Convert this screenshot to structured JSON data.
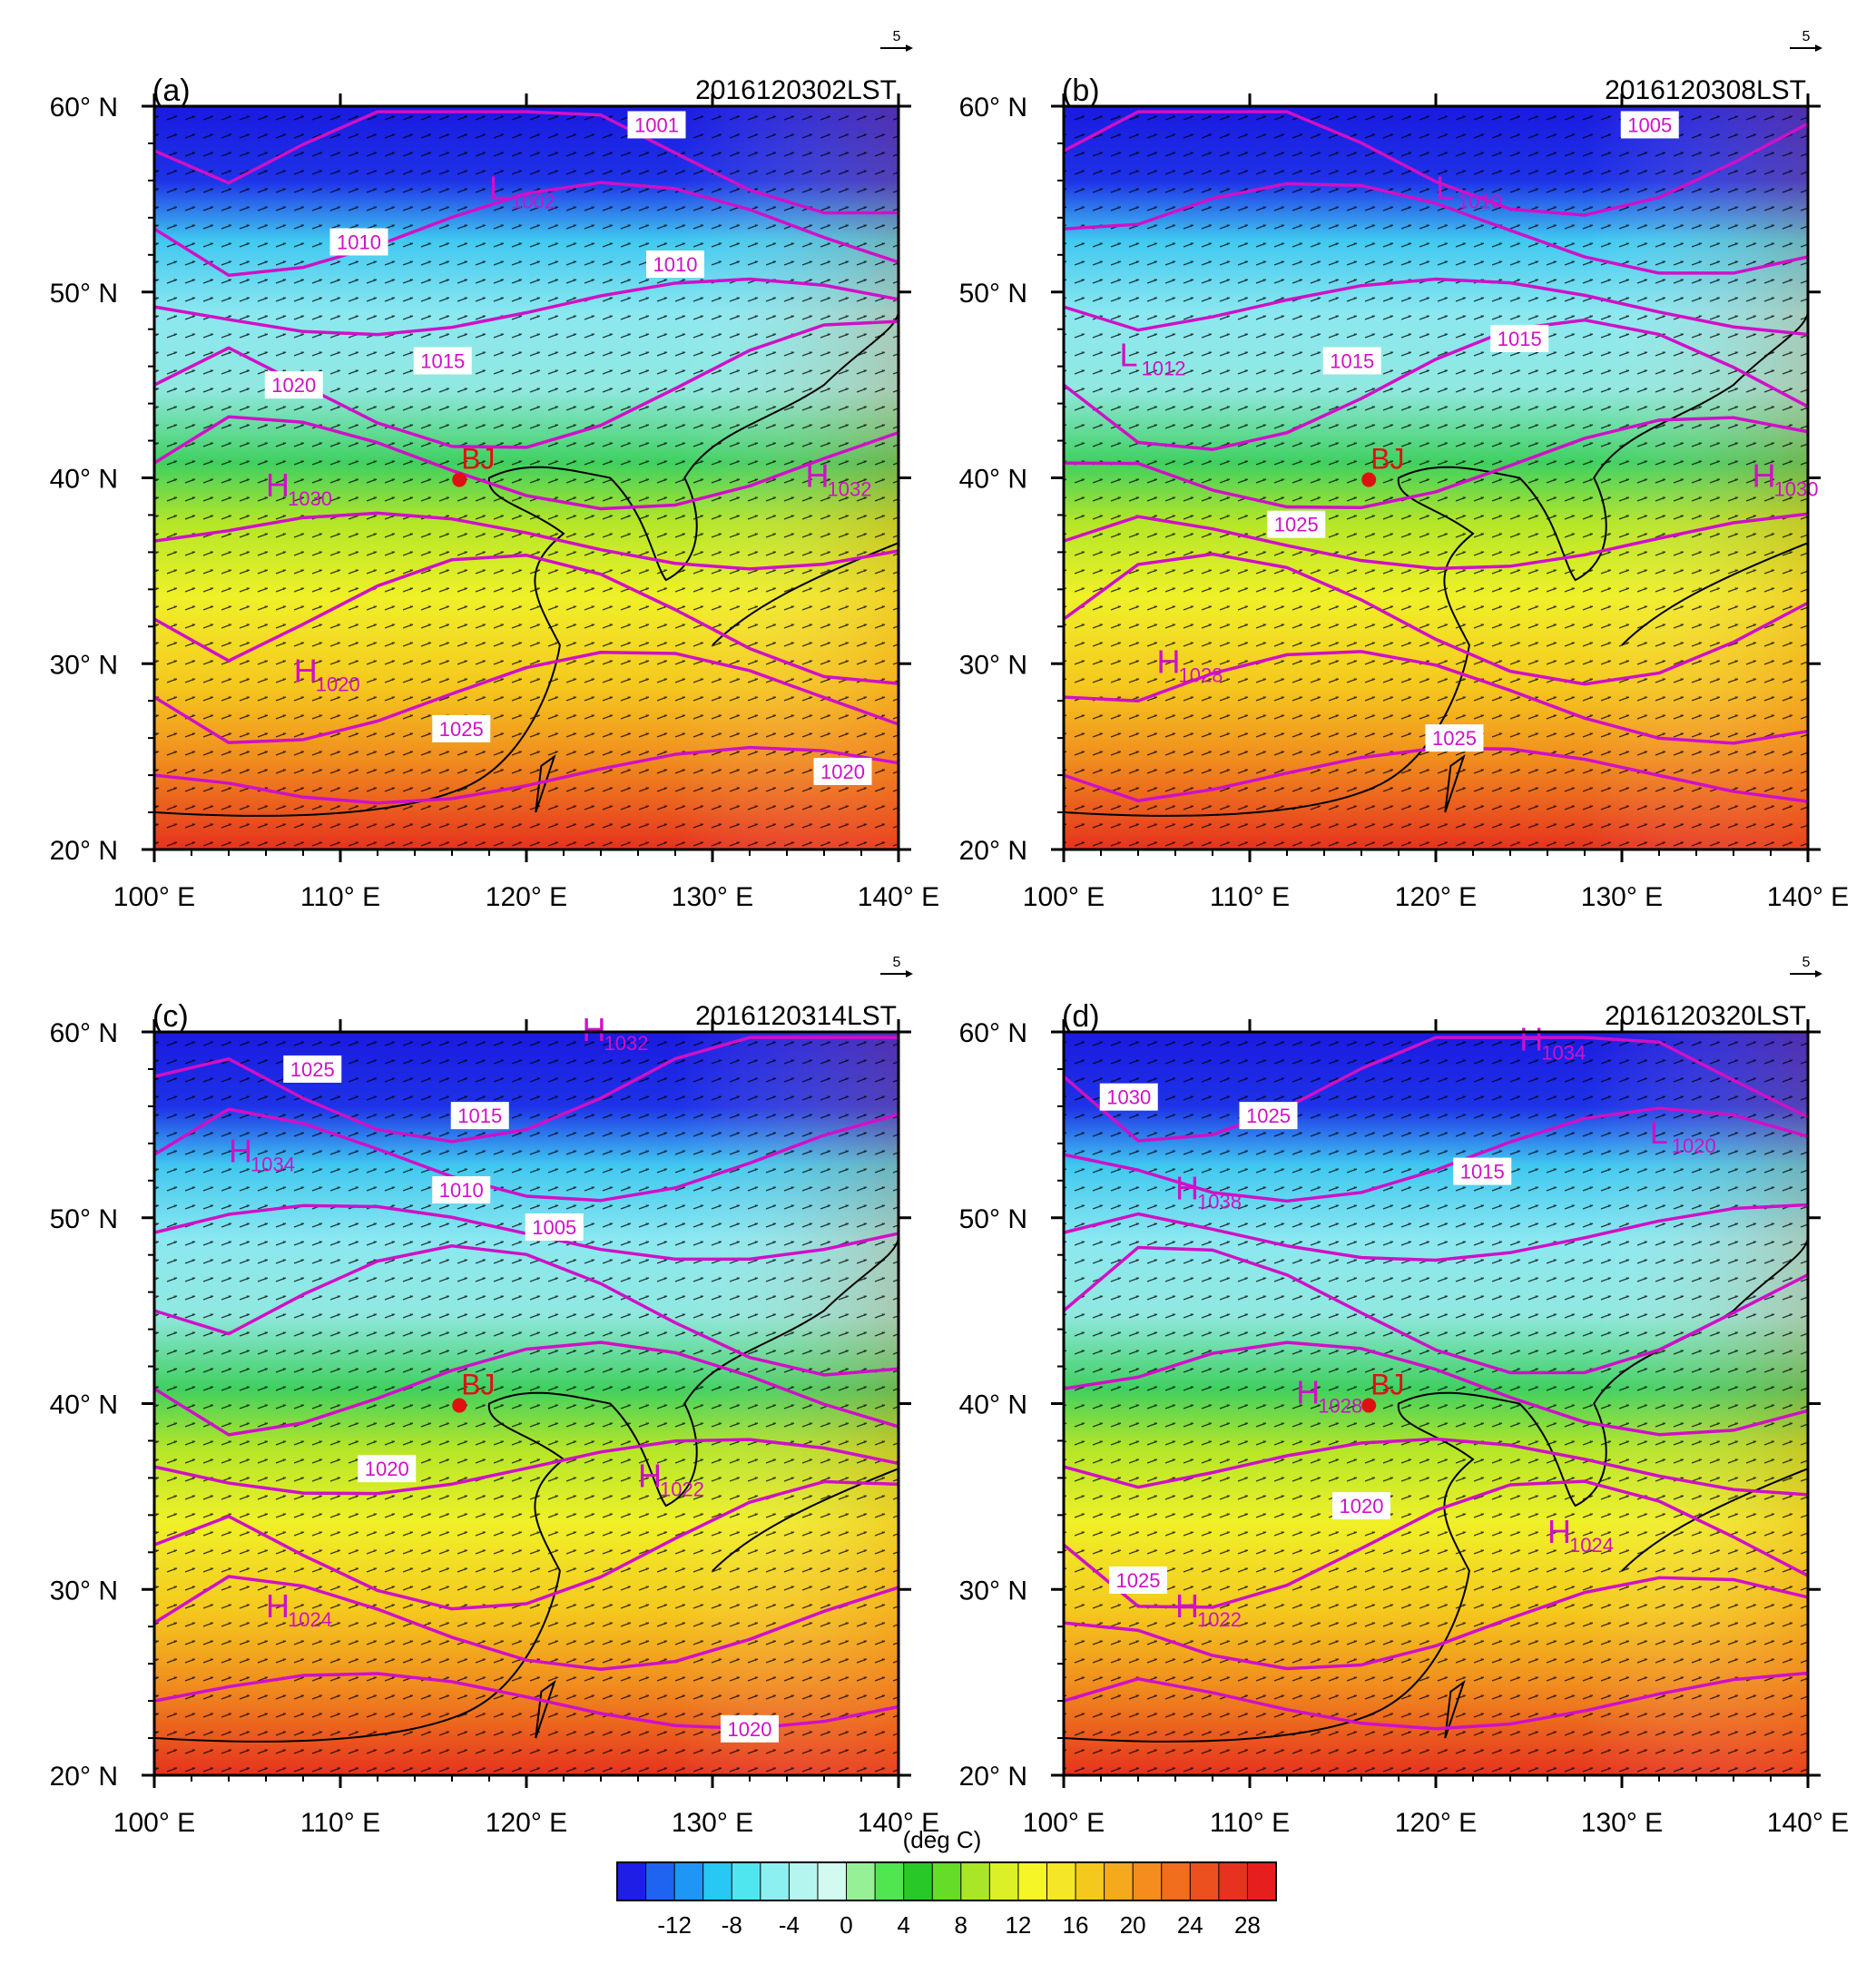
{
  "figure": {
    "colorbar": {
      "unit_label": "(deg C)",
      "ticks": [
        "-12",
        "-8",
        "-4",
        "0",
        "4",
        "8",
        "12",
        "16",
        "20",
        "24",
        "28"
      ],
      "colors": [
        "#1e1ee6",
        "#1e64f0",
        "#1e96f5",
        "#28c8f5",
        "#50e6f0",
        "#8cf0f0",
        "#b4f5f0",
        "#d2faf0",
        "#96f096",
        "#50e650",
        "#28c828",
        "#64dc28",
        "#aae628",
        "#dcf028",
        "#f5f528",
        "#f5e628",
        "#f5c81e",
        "#f5aa1e",
        "#f58c1e",
        "#f06e1e",
        "#eb501e",
        "#e6321e",
        "#e61e1e"
      ]
    },
    "reference_vector_label": "5",
    "panels": [
      {
        "id": "a",
        "label": "(a)",
        "time": "2016120302LST",
        "station": {
          "name": "BJ",
          "lon": 116.4,
          "lat": 39.9
        },
        "contour_labels": [
          {
            "text": "1001",
            "lon": 127.0,
            "lat": 59.0
          },
          {
            "text": "1010",
            "lon": 111.0,
            "lat": 52.7
          },
          {
            "text": "1010",
            "lon": 128.0,
            "lat": 51.5
          },
          {
            "text": "1015",
            "lon": 115.5,
            "lat": 46.3
          },
          {
            "text": "1020",
            "lon": 107.5,
            "lat": 45.0
          },
          {
            "text": "1025",
            "lon": 116.5,
            "lat": 26.5
          },
          {
            "text": "1020",
            "lon": 137.0,
            "lat": 24.2
          }
        ],
        "pressure_centers": [
          {
            "letter": "H",
            "value": "1030",
            "lon": 106.0,
            "lat": 39.0
          },
          {
            "letter": "H",
            "value": "1032",
            "lon": 135.0,
            "lat": 39.5
          },
          {
            "letter": "H",
            "value": "1020",
            "lon": 107.5,
            "lat": 29.0
          },
          {
            "letter": "L",
            "value": "1002",
            "lon": 118.0,
            "lat": 55.0
          }
        ]
      },
      {
        "id": "b",
        "label": "(b)",
        "time": "2016120308LST",
        "station": {
          "name": "BJ",
          "lon": 116.4,
          "lat": 39.9
        },
        "contour_labels": [
          {
            "text": "1005",
            "lon": 131.5,
            "lat": 59.0
          },
          {
            "text": "1015",
            "lon": 115.5,
            "lat": 46.3
          },
          {
            "text": "1015",
            "lon": 124.5,
            "lat": 47.5
          },
          {
            "text": "1025",
            "lon": 112.5,
            "lat": 37.5
          },
          {
            "text": "1025",
            "lon": 121.0,
            "lat": 26.0
          }
        ],
        "pressure_centers": [
          {
            "letter": "H",
            "value": "1030",
            "lon": 137.0,
            "lat": 39.5
          },
          {
            "letter": "H",
            "value": "1028",
            "lon": 105.0,
            "lat": 29.5
          },
          {
            "letter": "L",
            "value": "1010",
            "lon": 120.0,
            "lat": 55.0
          },
          {
            "letter": "L",
            "value": "1012",
            "lon": 103.0,
            "lat": 46.0
          }
        ]
      },
      {
        "id": "c",
        "label": "(c)",
        "time": "2016120314LST",
        "station": {
          "name": "BJ",
          "lon": 116.4,
          "lat": 39.9
        },
        "contour_labels": [
          {
            "text": "1025",
            "lon": 108.5,
            "lat": 58.0
          },
          {
            "text": "1015",
            "lon": 117.5,
            "lat": 55.5
          },
          {
            "text": "1010",
            "lon": 116.5,
            "lat": 51.5
          },
          {
            "text": "1005",
            "lon": 121.5,
            "lat": 49.5
          },
          {
            "text": "1020",
            "lon": 112.5,
            "lat": 36.5
          },
          {
            "text": "1020",
            "lon": 132.0,
            "lat": 22.5
          }
        ],
        "pressure_centers": [
          {
            "letter": "H",
            "value": "1032",
            "lon": 123.0,
            "lat": 59.5
          },
          {
            "letter": "H",
            "value": "1022",
            "lon": 126.0,
            "lat": 35.5
          },
          {
            "letter": "H",
            "value": "1024",
            "lon": 106.0,
            "lat": 28.5
          },
          {
            "letter": "H",
            "value": "1034",
            "lon": 104.0,
            "lat": 53.0
          }
        ]
      },
      {
        "id": "d",
        "label": "(d)",
        "time": "2016120320LST",
        "station": {
          "name": "BJ",
          "lon": 116.4,
          "lat": 39.9
        },
        "contour_labels": [
          {
            "text": "1030",
            "lon": 103.5,
            "lat": 56.5
          },
          {
            "text": "1025",
            "lon": 111.0,
            "lat": 55.5
          },
          {
            "text": "1015",
            "lon": 122.5,
            "lat": 52.5
          },
          {
            "text": "1020",
            "lon": 116.0,
            "lat": 34.5
          },
          {
            "text": "1025",
            "lon": 104.0,
            "lat": 30.5
          }
        ],
        "pressure_centers": [
          {
            "letter": "H",
            "value": "1034",
            "lon": 124.5,
            "lat": 59.0
          },
          {
            "letter": "H",
            "value": "1038",
            "lon": 106.0,
            "lat": 51.0
          },
          {
            "letter": "H",
            "value": "1024",
            "lon": 126.0,
            "lat": 32.5
          },
          {
            "letter": "H",
            "value": "1022",
            "lon": 106.0,
            "lat": 28.5
          },
          {
            "letter": "H",
            "value": "1028",
            "lon": 112.5,
            "lat": 40.0
          },
          {
            "letter": "L",
            "value": "1020",
            "lon": 131.5,
            "lat": 54.0
          }
        ]
      }
    ],
    "axes": {
      "lon_ticks": [
        "100° E",
        "110° E",
        "120° E",
        "130° E",
        "140° E"
      ],
      "lat_ticks": [
        "20° N",
        "30° N",
        "40° N",
        "50° N",
        "60° N"
      ]
    }
  }
}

■ ■ ■ ■ ■

• _The exercise_
Quote every entry exactly, with the pictures omitted.

• _Exercise solution_
Convert this screenshot to structured JSON data.
{
  "figure": {
    "colorbar": {
      "unit_label": "(deg C)",
      "ticks": [
        "-12",
        "-8",
        "-4",
        "0",
        "4",
        "8",
        "12",
        "16",
        "20",
        "24",
        "28"
      ],
      "colors": [
        "#1e1ee6",
        "#1e64f0",
        "#1e96f5",
        "#28c8f5",
        "#50e6f0",
        "#8cf0f0",
        "#b4f5f0",
        "#d2faf0",
        "#96f096",
        "#50e650",
        "#28c828",
        "#64dc28",
        "#aae628",
        "#dcf028",
        "#f5f528",
        "#f5e628",
        "#f5c81e",
        "#f5aa1e",
        "#f58c1e",
        "#f06e1e",
        "#eb501e",
        "#e6321e",
        "#e61e1e"
      ]
    },
    "reference_vector_label": "5",
    "panels": [
      {
        "id": "a",
        "label": "(a)",
        "time": "2016120302LST",
        "station": {
          "name": "BJ",
          "lon": 116.4,
          "lat": 39.9
        },
        "contour_labels": [
          {
            "text": "1001",
            "lon": 127.0,
            "lat": 59.0
          },
          {
            "text": "1010",
            "lon": 111.0,
            "lat": 52.7
          },
          {
            "text": "1010",
            "lon": 128.0,
            "lat": 51.5
          },
          {
            "text": "1015",
            "lon": 115.5,
            "lat": 46.3
          },
          {
            "text": "1020",
            "lon": 107.5,
            "lat": 45.0
          },
          {
            "text": "1025",
            "lon": 116.5,
            "lat": 26.5
          },
          {
            "text": "1020",
            "lon": 137.0,
            "lat": 24.2
          }
        ],
        "pressure_centers": [
          {
            "letter": "H",
            "value": "1030",
            "lon": 106.0,
            "lat": 39.0
          },
          {
            "letter": "H",
            "value": "1032",
            "lon": 135.0,
            "lat": 39.5
          },
          {
            "letter": "H",
            "value": "1020",
            "lon": 107.5,
            "lat": 29.0
          },
          {
            "letter": "L",
            "value": "1002",
            "lon": 118.0,
            "lat": 55.0
          }
        ]
      },
      {
        "id": "b",
        "label": "(b)",
        "time": "2016120308LST",
        "station": {
          "name": "BJ",
          "lon": 116.4,
          "lat": 39.9
        },
        "contour_labels": [
          {
            "text": "1005",
            "lon": 131.5,
            "lat": 59.0
          },
          {
            "text": "1015",
            "lon": 115.5,
            "lat": 46.3
          },
          {
            "text": "1015",
            "lon": 124.5,
            "lat": 47.5
          },
          {
            "text": "1025",
            "lon": 112.5,
            "lat": 37.5
          },
          {
            "text": "1025",
            "lon": 121.0,
            "lat": 26.0
          }
        ],
        "pressure_centers": [
          {
            "letter": "H",
            "value": "1030",
            "lon": 137.0,
            "lat": 39.5
          },
          {
            "letter": "H",
            "value": "1028",
            "lon": 105.0,
            "lat": 29.5
          },
          {
            "letter": "L",
            "value": "1010",
            "lon": 120.0,
            "lat": 55.0
          },
          {
            "letter": "L",
            "value": "1012",
            "lon": 103.0,
            "lat": 46.0
          }
        ]
      },
      {
        "id": "c",
        "label": "(c)",
        "time": "2016120314LST",
        "station": {
          "name": "BJ",
          "lon": 116.4,
          "lat": 39.9
        },
        "contour_labels": [
          {
            "text": "1025",
            "lon": 108.5,
            "lat": 58.0
          },
          {
            "text": "1015",
            "lon": 117.5,
            "lat": 55.5
          },
          {
            "text": "1010",
            "lon": 116.5,
            "lat": 51.5
          },
          {
            "text": "1005",
            "lon": 121.5,
            "lat": 49.5
          },
          {
            "text": "1020",
            "lon": 112.5,
            "lat": 36.5
          },
          {
            "text": "1020",
            "lon": 132.0,
            "lat": 22.5
          }
        ],
        "pressure_centers": [
          {
            "letter": "H",
            "value": "1032",
            "lon": 123.0,
            "lat": 59.5
          },
          {
            "letter": "H",
            "value": "1022",
            "lon": 126.0,
            "lat": 35.5
          },
          {
            "letter": "H",
            "value": "1024",
            "lon": 106.0,
            "lat": 28.5
          },
          {
            "letter": "H",
            "value": "1034",
            "lon": 104.0,
            "lat": 53.0
          }
        ]
      },
      {
        "id": "d",
        "label": "(d)",
        "time": "2016120320LST",
        "station": {
          "name": "BJ",
          "lon": 116.4,
          "lat": 39.9
        },
        "contour_labels": [
          {
            "text": "1030",
            "lon": 103.5,
            "lat": 56.5
          },
          {
            "text": "1025",
            "lon": 111.0,
            "lat": 55.5
          },
          {
            "text": "1015",
            "lon": 122.5,
            "lat": 52.5
          },
          {
            "text": "1020",
            "lon": 116.0,
            "lat": 34.5
          },
          {
            "text": "1025",
            "lon": 104.0,
            "lat": 30.5
          }
        ],
        "pressure_centers": [
          {
            "letter": "H",
            "value": "1034",
            "lon": 124.5,
            "lat": 59.0
          },
          {
            "letter": "H",
            "value": "1038",
            "lon": 106.0,
            "lat": 51.0
          },
          {
            "letter": "H",
            "value": "1024",
            "lon": 126.0,
            "lat": 32.5
          },
          {
            "letter": "H",
            "value": "1022",
            "lon": 106.0,
            "lat": 28.5
          },
          {
            "letter": "H",
            "value": "1028",
            "lon": 112.5,
            "lat": 40.0
          },
          {
            "letter": "L",
            "value": "1020",
            "lon": 131.5,
            "lat": 54.0
          }
        ]
      }
    ],
    "axes": {
      "lon_ticks": [
        "100° E",
        "110° E",
        "120° E",
        "130° E",
        "140° E"
      ],
      "lat_ticks": [
        "20° N",
        "30° N",
        "40° N",
        "50° N",
        "60° N"
      ]
    }
  }
}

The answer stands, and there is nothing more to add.